Work instructions:
Retype all the entries word for word, but omit the pictures.

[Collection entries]
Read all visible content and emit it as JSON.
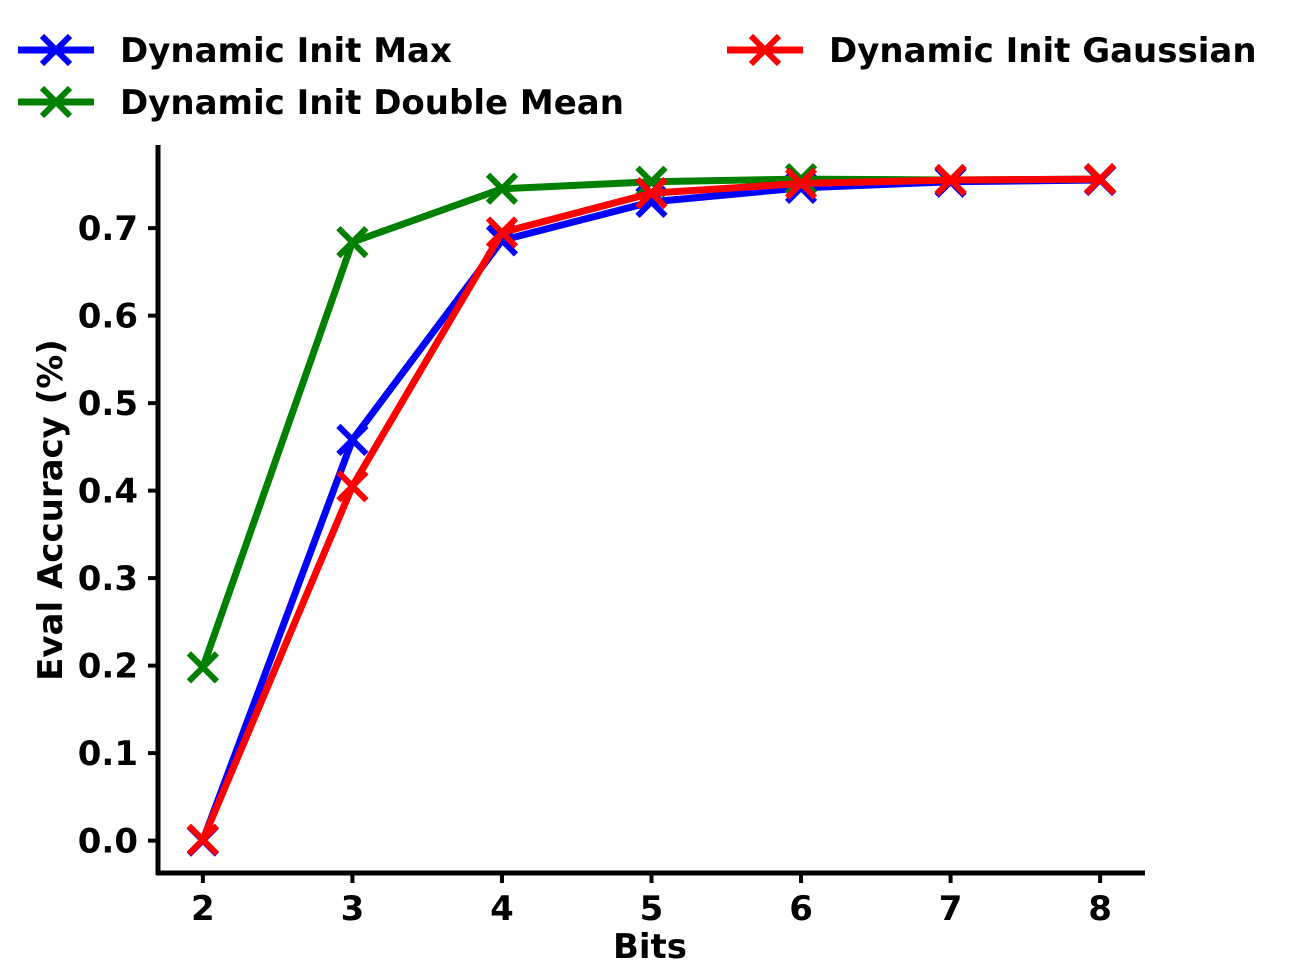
{
  "chart_data": {
    "type": "line",
    "x": [
      2,
      3,
      4,
      5,
      6,
      7,
      8
    ],
    "xlabel": "Bits",
    "ylabel": "Eval Accuracy (%)",
    "xlim": [
      1.7,
      8.3
    ],
    "ylim": [
      -0.037,
      0.795
    ],
    "xticks": [
      "2",
      "3",
      "4",
      "5",
      "6",
      "7",
      "8"
    ],
    "yticks": [
      "0.0",
      "0.1",
      "0.2",
      "0.3",
      "0.4",
      "0.5",
      "0.6",
      "0.7"
    ],
    "grid": false,
    "legend_placement": "top",
    "marker": "x",
    "series": [
      {
        "name": "Dynamic Init Max",
        "color": "#0000ff",
        "values": [
          0.0,
          0.458,
          0.686,
          0.73,
          0.746,
          0.753,
          0.755
        ]
      },
      {
        "name": "Dynamic Init Double Mean",
        "color": "#008000",
        "values": [
          0.198,
          0.684,
          0.745,
          0.753,
          0.756,
          0.755,
          0.756
        ]
      },
      {
        "name": "Dynamic Init Gaussian",
        "color": "#ff0000",
        "values": [
          0.001,
          0.405,
          0.695,
          0.74,
          0.751,
          0.755,
          0.756
        ]
      }
    ]
  }
}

Answer to this exercise:
Read all visible content and emit it as JSON.
{
  "chart_data": {
    "type": "line",
    "x": [
      2,
      3,
      4,
      5,
      6,
      7,
      8
    ],
    "xlabel": "Bits",
    "ylabel": "Eval Accuracy (%)",
    "xlim": [
      1.7,
      8.3
    ],
    "ylim": [
      -0.037,
      0.795
    ],
    "xticks": [
      "2",
      "3",
      "4",
      "5",
      "6",
      "7",
      "8"
    ],
    "yticks": [
      "0.0",
      "0.1",
      "0.2",
      "0.3",
      "0.4",
      "0.5",
      "0.6",
      "0.7"
    ],
    "grid": false,
    "legend_placement": "top",
    "marker": "x",
    "series": [
      {
        "name": "Dynamic Init Max",
        "color": "#0000ff",
        "values": [
          0.0,
          0.458,
          0.686,
          0.73,
          0.746,
          0.753,
          0.755
        ]
      },
      {
        "name": "Dynamic Init Double Mean",
        "color": "#008000",
        "values": [
          0.198,
          0.684,
          0.745,
          0.753,
          0.756,
          0.755,
          0.756
        ]
      },
      {
        "name": "Dynamic Init Gaussian",
        "color": "#ff0000",
        "values": [
          0.001,
          0.405,
          0.695,
          0.74,
          0.751,
          0.755,
          0.756
        ]
      }
    ]
  }
}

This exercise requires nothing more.